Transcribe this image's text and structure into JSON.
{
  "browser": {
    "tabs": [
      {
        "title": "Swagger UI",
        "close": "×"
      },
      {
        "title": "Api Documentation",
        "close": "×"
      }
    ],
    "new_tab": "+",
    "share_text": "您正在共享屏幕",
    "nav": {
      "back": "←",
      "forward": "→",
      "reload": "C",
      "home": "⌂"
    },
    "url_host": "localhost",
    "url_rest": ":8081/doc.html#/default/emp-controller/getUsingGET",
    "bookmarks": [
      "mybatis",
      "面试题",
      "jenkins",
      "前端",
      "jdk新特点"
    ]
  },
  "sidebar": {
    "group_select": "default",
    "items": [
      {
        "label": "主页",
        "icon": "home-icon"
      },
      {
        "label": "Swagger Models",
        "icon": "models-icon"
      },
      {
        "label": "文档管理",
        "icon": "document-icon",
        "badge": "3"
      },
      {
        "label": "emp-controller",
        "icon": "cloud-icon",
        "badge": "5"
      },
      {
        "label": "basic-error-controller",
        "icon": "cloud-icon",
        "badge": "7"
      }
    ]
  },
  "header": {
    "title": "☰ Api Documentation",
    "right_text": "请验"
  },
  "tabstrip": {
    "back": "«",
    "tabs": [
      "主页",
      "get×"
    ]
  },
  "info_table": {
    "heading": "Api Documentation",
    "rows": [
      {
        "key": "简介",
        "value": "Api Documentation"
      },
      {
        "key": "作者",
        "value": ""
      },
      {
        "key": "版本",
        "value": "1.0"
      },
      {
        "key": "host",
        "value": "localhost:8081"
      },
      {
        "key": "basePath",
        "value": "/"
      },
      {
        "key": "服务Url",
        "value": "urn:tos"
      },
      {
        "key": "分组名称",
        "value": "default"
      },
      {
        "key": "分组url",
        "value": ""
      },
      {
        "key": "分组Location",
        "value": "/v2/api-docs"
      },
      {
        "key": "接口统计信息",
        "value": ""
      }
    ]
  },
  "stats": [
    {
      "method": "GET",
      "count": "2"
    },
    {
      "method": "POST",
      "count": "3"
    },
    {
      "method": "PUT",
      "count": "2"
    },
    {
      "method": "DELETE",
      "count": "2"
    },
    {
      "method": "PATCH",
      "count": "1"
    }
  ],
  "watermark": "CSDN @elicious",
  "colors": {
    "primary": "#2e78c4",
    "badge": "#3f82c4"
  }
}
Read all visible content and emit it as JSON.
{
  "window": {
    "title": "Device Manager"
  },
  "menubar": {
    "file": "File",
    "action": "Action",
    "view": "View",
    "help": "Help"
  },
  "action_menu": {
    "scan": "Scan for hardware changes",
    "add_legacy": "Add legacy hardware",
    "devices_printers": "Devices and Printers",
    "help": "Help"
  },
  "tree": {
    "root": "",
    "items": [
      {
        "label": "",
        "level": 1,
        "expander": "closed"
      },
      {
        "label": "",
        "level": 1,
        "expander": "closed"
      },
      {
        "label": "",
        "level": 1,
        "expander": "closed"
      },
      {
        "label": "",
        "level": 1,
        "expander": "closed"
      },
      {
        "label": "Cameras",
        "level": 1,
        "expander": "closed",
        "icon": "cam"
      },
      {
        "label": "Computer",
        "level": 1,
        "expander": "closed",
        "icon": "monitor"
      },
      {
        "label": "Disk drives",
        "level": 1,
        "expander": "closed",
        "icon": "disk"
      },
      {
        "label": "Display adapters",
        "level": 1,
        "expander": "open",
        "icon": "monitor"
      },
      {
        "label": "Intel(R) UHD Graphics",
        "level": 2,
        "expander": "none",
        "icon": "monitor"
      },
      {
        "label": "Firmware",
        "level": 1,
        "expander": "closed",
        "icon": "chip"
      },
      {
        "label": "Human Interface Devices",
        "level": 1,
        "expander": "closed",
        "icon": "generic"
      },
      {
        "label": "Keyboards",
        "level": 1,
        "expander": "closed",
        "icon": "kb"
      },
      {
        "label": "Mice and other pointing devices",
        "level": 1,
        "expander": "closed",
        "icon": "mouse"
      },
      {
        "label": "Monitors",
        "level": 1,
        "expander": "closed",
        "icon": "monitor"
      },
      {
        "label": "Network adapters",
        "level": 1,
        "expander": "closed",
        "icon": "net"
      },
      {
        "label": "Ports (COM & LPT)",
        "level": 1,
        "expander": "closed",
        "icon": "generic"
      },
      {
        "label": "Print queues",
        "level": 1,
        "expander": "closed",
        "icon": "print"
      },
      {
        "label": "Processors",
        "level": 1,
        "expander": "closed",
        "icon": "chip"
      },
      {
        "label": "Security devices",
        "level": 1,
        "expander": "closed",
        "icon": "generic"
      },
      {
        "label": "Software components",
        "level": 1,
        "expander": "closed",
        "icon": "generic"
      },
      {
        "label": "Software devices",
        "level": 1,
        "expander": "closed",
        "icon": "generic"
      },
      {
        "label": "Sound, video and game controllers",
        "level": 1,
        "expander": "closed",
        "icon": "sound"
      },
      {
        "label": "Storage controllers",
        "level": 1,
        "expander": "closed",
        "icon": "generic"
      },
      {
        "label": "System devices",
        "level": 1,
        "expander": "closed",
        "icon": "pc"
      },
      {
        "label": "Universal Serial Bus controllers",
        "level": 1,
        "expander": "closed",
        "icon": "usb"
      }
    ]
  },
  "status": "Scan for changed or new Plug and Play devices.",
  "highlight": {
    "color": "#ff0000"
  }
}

——

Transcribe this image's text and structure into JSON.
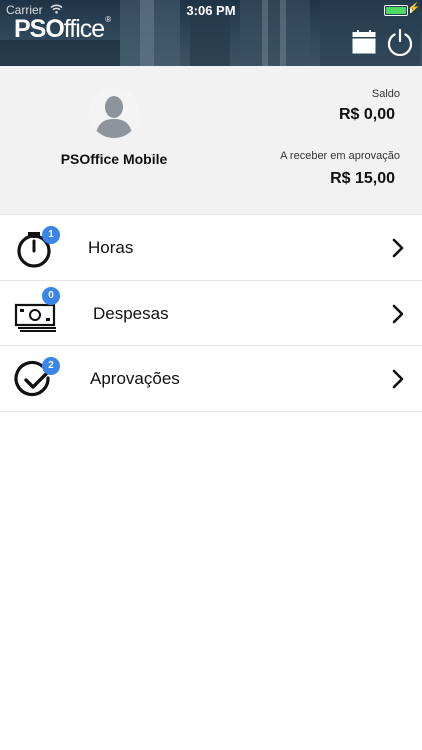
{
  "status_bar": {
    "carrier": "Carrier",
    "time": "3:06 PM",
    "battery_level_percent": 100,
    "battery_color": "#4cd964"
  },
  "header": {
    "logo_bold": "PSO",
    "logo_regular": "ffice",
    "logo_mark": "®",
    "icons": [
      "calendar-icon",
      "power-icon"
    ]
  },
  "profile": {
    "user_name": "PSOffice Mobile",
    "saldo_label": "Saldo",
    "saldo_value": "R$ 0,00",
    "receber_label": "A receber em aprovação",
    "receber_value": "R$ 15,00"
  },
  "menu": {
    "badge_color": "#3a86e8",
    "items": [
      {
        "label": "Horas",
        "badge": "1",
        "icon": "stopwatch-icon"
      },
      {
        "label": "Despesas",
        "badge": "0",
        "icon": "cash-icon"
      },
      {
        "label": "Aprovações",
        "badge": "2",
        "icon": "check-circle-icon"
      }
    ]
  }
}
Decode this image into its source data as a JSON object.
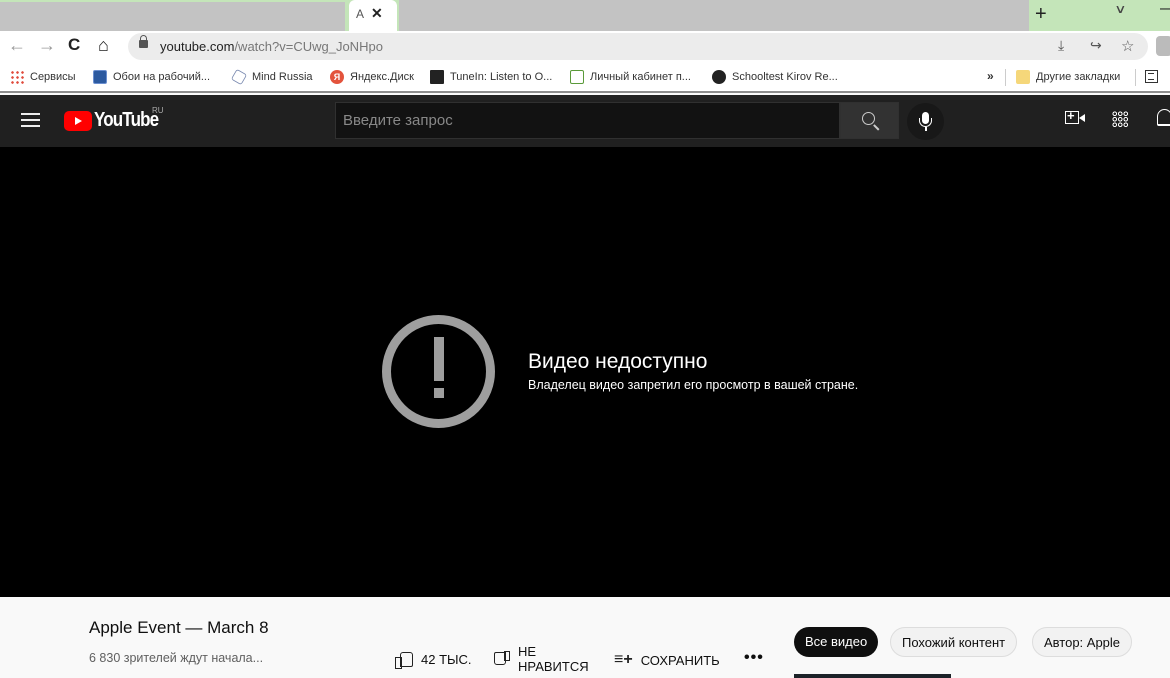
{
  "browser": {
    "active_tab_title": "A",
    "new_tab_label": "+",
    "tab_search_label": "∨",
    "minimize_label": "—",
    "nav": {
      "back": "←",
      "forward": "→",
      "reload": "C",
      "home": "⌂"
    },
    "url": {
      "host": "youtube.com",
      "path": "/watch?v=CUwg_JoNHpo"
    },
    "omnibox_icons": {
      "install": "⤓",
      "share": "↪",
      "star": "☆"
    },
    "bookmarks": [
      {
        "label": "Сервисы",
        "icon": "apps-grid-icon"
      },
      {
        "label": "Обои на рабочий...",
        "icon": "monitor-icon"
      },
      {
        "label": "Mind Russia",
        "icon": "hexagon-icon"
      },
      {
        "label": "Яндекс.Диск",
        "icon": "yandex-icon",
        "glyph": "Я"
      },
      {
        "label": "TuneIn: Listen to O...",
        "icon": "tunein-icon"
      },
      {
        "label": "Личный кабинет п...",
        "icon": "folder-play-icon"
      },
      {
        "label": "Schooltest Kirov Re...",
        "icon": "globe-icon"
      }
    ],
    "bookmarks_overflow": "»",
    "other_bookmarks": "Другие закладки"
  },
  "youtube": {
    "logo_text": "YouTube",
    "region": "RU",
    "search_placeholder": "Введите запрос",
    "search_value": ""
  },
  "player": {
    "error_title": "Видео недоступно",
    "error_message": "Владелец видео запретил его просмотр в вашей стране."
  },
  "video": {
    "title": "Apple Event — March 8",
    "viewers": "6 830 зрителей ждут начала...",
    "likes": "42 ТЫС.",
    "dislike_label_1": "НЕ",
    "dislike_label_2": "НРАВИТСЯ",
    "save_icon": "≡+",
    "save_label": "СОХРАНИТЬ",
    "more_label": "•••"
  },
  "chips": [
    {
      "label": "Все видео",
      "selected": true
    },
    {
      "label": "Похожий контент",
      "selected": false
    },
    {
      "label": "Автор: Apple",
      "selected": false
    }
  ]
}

——

→ **OBJECTIVE**
Report only how many lines in the entries contain "Documentation".

→ **ANSWER FOR THE TASK**
4